REQUIREMENT
Give the data below again exactly as it stands. Omit the pictures.

EXERCISE DATA
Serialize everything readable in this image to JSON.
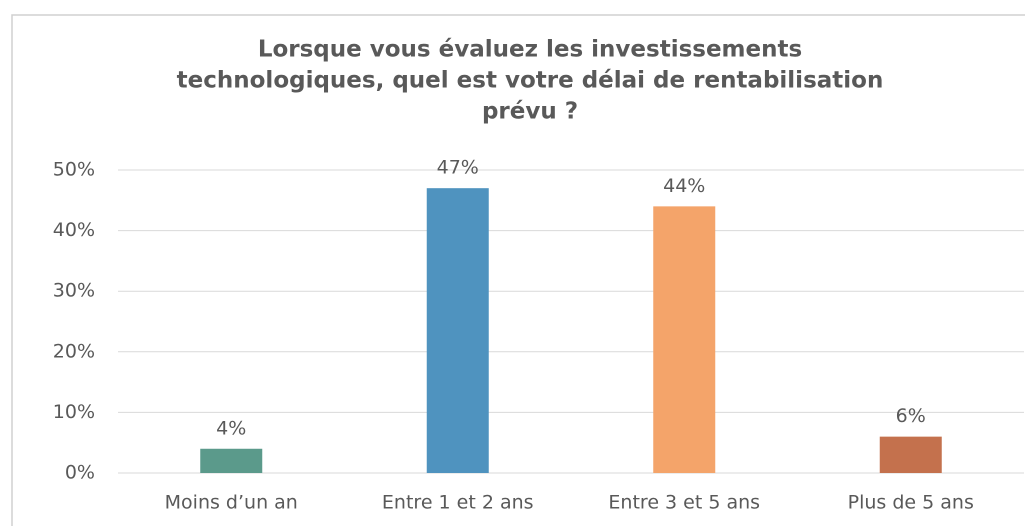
{
  "chart_data": {
    "type": "bar",
    "title": [
      "Lorsque vous évaluez les investissements",
      "technologiques, quel est votre délai de rentabilisation",
      "prévu ?"
    ],
    "categories": [
      "Moins d’un an",
      "Entre 1 et 2 ans",
      "Entre 3 et 5 ans",
      "Plus de 5 ans"
    ],
    "values": [
      4,
      47,
      44,
      6
    ],
    "value_labels": [
      "4%",
      "47%",
      "44%",
      "6%"
    ],
    "colors": [
      "#5b9a8b",
      "#4f93bf",
      "#f4a46a",
      "#c4714d"
    ],
    "ylim": [
      0,
      50
    ],
    "yticks": [
      {
        "value": 0,
        "label": "0%"
      },
      {
        "value": 10,
        "label": "10%"
      },
      {
        "value": 20,
        "label": "20%"
      },
      {
        "value": 30,
        "label": "30%"
      },
      {
        "value": 40,
        "label": "40%"
      },
      {
        "value": 50,
        "label": "50%"
      }
    ],
    "grid": true
  }
}
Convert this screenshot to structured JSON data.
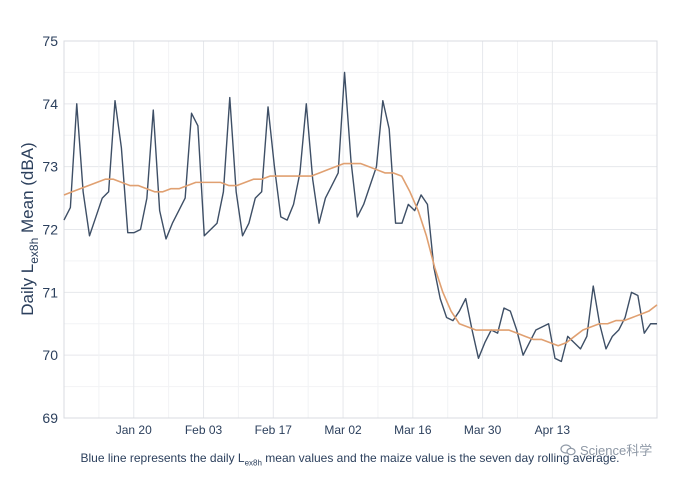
{
  "chart_data": {
    "type": "line",
    "ylabel_main": "Daily L",
    "ylabel_sub": "ex8h",
    "ylabel_rest": " Mean (dBA)",
    "ylim": [
      69,
      75
    ],
    "yticks": [
      69,
      70,
      71,
      72,
      73,
      74,
      75
    ],
    "x_start_day": 0,
    "x_end_day": 119,
    "x_tick_labels": [
      "Jan 20",
      "Feb 03",
      "Feb 17",
      "Mar 02",
      "Mar 16",
      "Mar 30",
      "Apr 13"
    ],
    "x_tick_days": [
      14,
      28,
      42,
      56,
      70,
      84,
      98
    ],
    "grid": true,
    "series": [
      {
        "name": "daily Lex8h mean",
        "color": "#3e4f66",
        "values": [
          72.15,
          72.35,
          74.0,
          72.6,
          71.9,
          72.2,
          72.5,
          72.6,
          74.05,
          73.3,
          71.95,
          71.95,
          72.0,
          72.5,
          73.9,
          72.3,
          71.85,
          72.1,
          72.3,
          72.5,
          73.85,
          73.65,
          71.9,
          72.0,
          72.1,
          72.6,
          74.1,
          72.6,
          71.9,
          72.1,
          72.5,
          72.6,
          73.95,
          73.0,
          72.2,
          72.15,
          72.4,
          72.9,
          74.0,
          72.8,
          72.1,
          72.5,
          72.7,
          72.9,
          74.5,
          73.1,
          72.2,
          72.4,
          72.7,
          73.0,
          74.05,
          73.6,
          72.1,
          72.1,
          72.4,
          72.3,
          72.55,
          72.4,
          71.4,
          70.9,
          70.6,
          70.55,
          70.7,
          70.9,
          70.4,
          69.95,
          70.2,
          70.4,
          70.35,
          70.75,
          70.7,
          70.4,
          70.0,
          70.2,
          70.4,
          70.45,
          70.5,
          69.95,
          69.9,
          70.3,
          70.2,
          70.1,
          70.3,
          71.1,
          70.5,
          70.1,
          70.3,
          70.4,
          70.6,
          71.0,
          70.95,
          70.35,
          70.5,
          70.5
        ]
      },
      {
        "name": "seven day rolling average",
        "color": "#e0a071",
        "values": [
          72.55,
          72.6,
          72.65,
          72.7,
          72.75,
          72.8,
          72.8,
          72.75,
          72.7,
          72.7,
          72.65,
          72.6,
          72.6,
          72.65,
          72.65,
          72.7,
          72.75,
          72.75,
          72.75,
          72.75,
          72.7,
          72.7,
          72.75,
          72.8,
          72.8,
          72.85,
          72.85,
          72.85,
          72.85,
          72.85,
          72.85,
          72.9,
          72.95,
          73.0,
          73.05,
          73.05,
          73.05,
          73.0,
          72.95,
          72.9,
          72.9,
          72.85,
          72.6,
          72.3,
          71.9,
          71.4,
          71.0,
          70.7,
          70.5,
          70.45,
          70.4,
          70.4,
          70.4,
          70.4,
          70.4,
          70.35,
          70.3,
          70.25,
          70.25,
          70.2,
          70.15,
          70.2,
          70.3,
          70.4,
          70.45,
          70.5,
          70.5,
          70.55,
          70.55,
          70.6,
          70.65,
          70.7,
          70.8
        ]
      }
    ],
    "series_day_offsets": [
      0,
      0
    ]
  },
  "caption": {
    "before": "Blue line represents the daily L",
    "sub": "ex8h",
    "after": " mean values and the maize value is the seven day rolling average."
  },
  "watermark": "Science科学"
}
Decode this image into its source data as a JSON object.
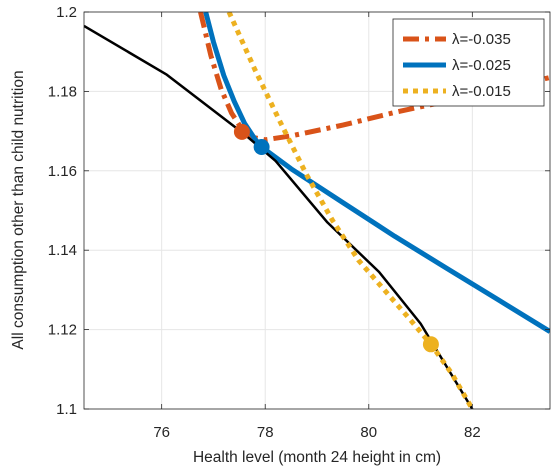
{
  "chart_data": {
    "type": "line",
    "title": "",
    "xlabel": "Health level (month 24 height in cm)",
    "ylabel": "All consumption other than child nutrition",
    "xlim": [
      74.5,
      83.5
    ],
    "ylim": [
      1.1,
      1.2
    ],
    "xticks": [
      76,
      78,
      80,
      82
    ],
    "yticks": [
      1.1,
      1.12,
      1.14,
      1.16,
      1.18,
      1.2
    ],
    "xtick_labels": [
      "76",
      "78",
      "80",
      "82"
    ],
    "ytick_labels": [
      "1.1",
      "1.12",
      "1.14",
      "1.16",
      "1.18",
      "1.2"
    ],
    "grid": true,
    "legend_position": "top-right",
    "frontier": {
      "color": "#000000",
      "x": [
        74.5,
        76.1,
        77.6,
        78.2,
        79.2,
        80.2,
        81.0,
        82.0
      ],
      "y": [
        1.1965,
        1.1842,
        1.1692,
        1.1625,
        1.147,
        1.1345,
        1.1215,
        1.1
      ]
    },
    "series": [
      {
        "name": "λ=-0.035",
        "color": "#D95319",
        "style": "dashdot",
        "x": [
          76.75,
          76.95,
          77.15,
          77.35,
          77.55,
          77.72,
          78.0,
          78.5,
          79.5,
          80.5,
          81.5,
          82.5,
          83.5
        ],
        "y": [
          1.2,
          1.189,
          1.1805,
          1.1745,
          1.1705,
          1.1685,
          1.1678,
          1.1688,
          1.1715,
          1.1747,
          1.1775,
          1.1805,
          1.1835
        ],
        "marker": {
          "x": 77.55,
          "y": 1.1698
        }
      },
      {
        "name": "λ=-0.025",
        "color": "#0072BD",
        "style": "solid",
        "x": [
          76.85,
          77.0,
          77.2,
          77.4,
          77.6,
          77.8,
          77.93,
          78.5,
          79.5,
          80.5,
          81.5,
          82.5,
          83.5
        ],
        "y": [
          1.2,
          1.1925,
          1.184,
          1.1775,
          1.172,
          1.168,
          1.166,
          1.1605,
          1.152,
          1.1435,
          1.1355,
          1.1275,
          1.1195
        ],
        "marker": {
          "x": 77.93,
          "y": 1.166
        }
      },
      {
        "name": "λ=-0.015",
        "color": "#EDB120",
        "style": "dotted",
        "x": [
          77.3,
          77.8,
          78.3,
          78.8,
          79.3,
          79.8,
          80.3,
          80.8,
          81.2,
          81.6,
          82.0
        ],
        "y": [
          1.2,
          1.1855,
          1.172,
          1.159,
          1.1475,
          1.1375,
          1.13,
          1.1225,
          1.1163,
          1.109,
          1.1
        ],
        "marker": {
          "x": 81.2,
          "y": 1.1163
        }
      }
    ]
  }
}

ANSWER TO THE PROBLEM
Serialize everything readable in this image to JSON.
{
  "chart_data": {
    "type": "bar",
    "title": [
      "Lorsque vous évaluez les investissements",
      "technologiques, quel est votre délai de rentabilisation",
      "prévu ?"
    ],
    "categories": [
      "Moins d’un an",
      "Entre 1 et 2 ans",
      "Entre 3 et 5 ans",
      "Plus de 5 ans"
    ],
    "values": [
      4,
      47,
      44,
      6
    ],
    "value_labels": [
      "4%",
      "47%",
      "44%",
      "6%"
    ],
    "colors": [
      "#5b9a8b",
      "#4f93bf",
      "#f4a46a",
      "#c4714d"
    ],
    "ylim": [
      0,
      50
    ],
    "yticks": [
      {
        "value": 0,
        "label": "0%"
      },
      {
        "value": 10,
        "label": "10%"
      },
      {
        "value": 20,
        "label": "20%"
      },
      {
        "value": 30,
        "label": "30%"
      },
      {
        "value": 40,
        "label": "40%"
      },
      {
        "value": 50,
        "label": "50%"
      }
    ],
    "grid": true
  }
}
Convert this screenshot to structured JSON data.
{
  "chart_data": {
    "type": "line",
    "ylabel_main": "Daily L",
    "ylabel_sub": "ex8h",
    "ylabel_rest": " Mean (dBA)",
    "ylim": [
      69,
      75
    ],
    "yticks": [
      69,
      70,
      71,
      72,
      73,
      74,
      75
    ],
    "x_start_day": 0,
    "x_end_day": 119,
    "x_tick_labels": [
      "Jan 20",
      "Feb 03",
      "Feb 17",
      "Mar 02",
      "Mar 16",
      "Mar 30",
      "Apr 13"
    ],
    "x_tick_days": [
      14,
      28,
      42,
      56,
      70,
      84,
      98
    ],
    "grid": true,
    "series": [
      {
        "name": "daily Lex8h mean",
        "color": "#3e4f66",
        "values": [
          72.15,
          72.35,
          74.0,
          72.6,
          71.9,
          72.2,
          72.5,
          72.6,
          74.05,
          73.3,
          71.95,
          71.95,
          72.0,
          72.5,
          73.9,
          72.3,
          71.85,
          72.1,
          72.3,
          72.5,
          73.85,
          73.65,
          71.9,
          72.0,
          72.1,
          72.6,
          74.1,
          72.6,
          71.9,
          72.1,
          72.5,
          72.6,
          73.95,
          73.0,
          72.2,
          72.15,
          72.4,
          72.9,
          74.0,
          72.8,
          72.1,
          72.5,
          72.7,
          72.9,
          74.5,
          73.1,
          72.2,
          72.4,
          72.7,
          73.0,
          74.05,
          73.6,
          72.1,
          72.1,
          72.4,
          72.3,
          72.55,
          72.4,
          71.4,
          70.9,
          70.6,
          70.55,
          70.7,
          70.9,
          70.4,
          69.95,
          70.2,
          70.4,
          70.35,
          70.75,
          70.7,
          70.4,
          70.0,
          70.2,
          70.4,
          70.45,
          70.5,
          69.95,
          69.9,
          70.3,
          70.2,
          70.1,
          70.3,
          71.1,
          70.5,
          70.1,
          70.3,
          70.4,
          70.6,
          71.0,
          70.95,
          70.35,
          70.5,
          70.5
        ]
      },
      {
        "name": "seven day rolling average",
        "color": "#e0a071",
        "values": [
          72.55,
          72.6,
          72.65,
          72.7,
          72.75,
          72.8,
          72.8,
          72.75,
          72.7,
          72.7,
          72.65,
          72.6,
          72.6,
          72.65,
          72.65,
          72.7,
          72.75,
          72.75,
          72.75,
          72.75,
          72.7,
          72.7,
          72.75,
          72.8,
          72.8,
          72.85,
          72.85,
          72.85,
          72.85,
          72.85,
          72.85,
          72.9,
          72.95,
          73.0,
          73.05,
          73.05,
          73.05,
          73.0,
          72.95,
          72.9,
          72.9,
          72.85,
          72.6,
          72.3,
          71.9,
          71.4,
          71.0,
          70.7,
          70.5,
          70.45,
          70.4,
          70.4,
          70.4,
          70.4,
          70.4,
          70.35,
          70.3,
          70.25,
          70.25,
          70.2,
          70.15,
          70.2,
          70.3,
          70.4,
          70.45,
          70.5,
          70.5,
          70.55,
          70.55,
          70.6,
          70.65,
          70.7,
          70.8
        ]
      }
    ],
    "series_day_offsets": [
      0,
      0
    ]
  },
  "caption": {
    "before": "Blue line represents the daily L",
    "sub": "ex8h",
    "after": " mean values and the maize value is the seven day rolling average."
  },
  "watermark": "Science科学"
}
Decode this image into its source data as a JSON object.
{
  "chart_data": {
    "type": "line",
    "title": "",
    "xlabel": "Health level (month 24 height in cm)",
    "ylabel": "All consumption other than child nutrition",
    "xlim": [
      74.5,
      83.5
    ],
    "ylim": [
      1.1,
      1.2
    ],
    "xticks": [
      76,
      78,
      80,
      82
    ],
    "yticks": [
      1.1,
      1.12,
      1.14,
      1.16,
      1.18,
      1.2
    ],
    "xtick_labels": [
      "76",
      "78",
      "80",
      "82"
    ],
    "ytick_labels": [
      "1.1",
      "1.12",
      "1.14",
      "1.16",
      "1.18",
      "1.2"
    ],
    "grid": true,
    "legend_position": "top-right",
    "frontier": {
      "color": "#000000",
      "x": [
        74.5,
        76.1,
        77.6,
        78.2,
        79.2,
        80.2,
        81.0,
        82.0
      ],
      "y": [
        1.1965,
        1.1842,
        1.1692,
        1.1625,
        1.147,
        1.1345,
        1.1215,
        1.1
      ]
    },
    "series": [
      {
        "name": "λ=-0.035",
        "color": "#D95319",
        "style": "dashdot",
        "x": [
          76.75,
          76.95,
          77.15,
          77.35,
          77.55,
          77.72,
          78.0,
          78.5,
          79.5,
          80.5,
          81.5,
          82.5,
          83.5
        ],
        "y": [
          1.2,
          1.189,
          1.1805,
          1.1745,
          1.1705,
          1.1685,
          1.1678,
          1.1688,
          1.1715,
          1.1747,
          1.1775,
          1.1805,
          1.1835
        ],
        "marker": {
          "x": 77.55,
          "y": 1.1698
        }
      },
      {
        "name": "λ=-0.025",
        "color": "#0072BD",
        "style": "solid",
        "x": [
          76.85,
          77.0,
          77.2,
          77.4,
          77.6,
          77.8,
          77.93,
          78.5,
          79.5,
          80.5,
          81.5,
          82.5,
          83.5
        ],
        "y": [
          1.2,
          1.1925,
          1.184,
          1.1775,
          1.172,
          1.168,
          1.166,
          1.1605,
          1.152,
          1.1435,
          1.1355,
          1.1275,
          1.1195
        ],
        "marker": {
          "x": 77.93,
          "y": 1.166
        }
      },
      {
        "name": "λ=-0.015",
        "color": "#EDB120",
        "style": "dotted",
        "x": [
          77.3,
          77.8,
          78.3,
          78.8,
          79.3,
          79.8,
          80.3,
          80.8,
          81.2,
          81.6,
          82.0
        ],
        "y": [
          1.2,
          1.1855,
          1.172,
          1.159,
          1.1475,
          1.1375,
          1.13,
          1.1225,
          1.1163,
          1.109,
          1.1
        ],
        "marker": {
          "x": 81.2,
          "y": 1.1163
        }
      }
    ]
  }
}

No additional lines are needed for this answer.